**What the task asks**: Each line of the material must be returned exactly.
━━━ Extracted entries
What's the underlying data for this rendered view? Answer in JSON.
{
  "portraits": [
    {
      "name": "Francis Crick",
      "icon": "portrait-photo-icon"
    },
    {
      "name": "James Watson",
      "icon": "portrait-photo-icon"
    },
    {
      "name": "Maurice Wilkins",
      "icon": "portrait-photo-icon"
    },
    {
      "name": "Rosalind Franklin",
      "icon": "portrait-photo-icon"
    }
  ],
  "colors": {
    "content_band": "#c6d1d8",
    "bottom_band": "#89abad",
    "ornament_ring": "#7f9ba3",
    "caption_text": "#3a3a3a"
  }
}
━━━━━━
**Exercise output**:
What's the underlying data for this rendered view? Answer in JSON.
{
  "portraits": [
    {
      "name": "Francis Crick",
      "icon": "portrait-photo-icon"
    },
    {
      "name": "James Watson",
      "icon": "portrait-photo-icon"
    },
    {
      "name": "Maurice Wilkins",
      "icon": "portrait-photo-icon"
    },
    {
      "name": "Rosalind Franklin",
      "icon": "portrait-photo-icon"
    }
  ],
  "colors": {
    "content_band": "#c6d1d8",
    "bottom_band": "#89abad",
    "ornament_ring": "#7f9ba3",
    "caption_text": "#3a3a3a"
  }
}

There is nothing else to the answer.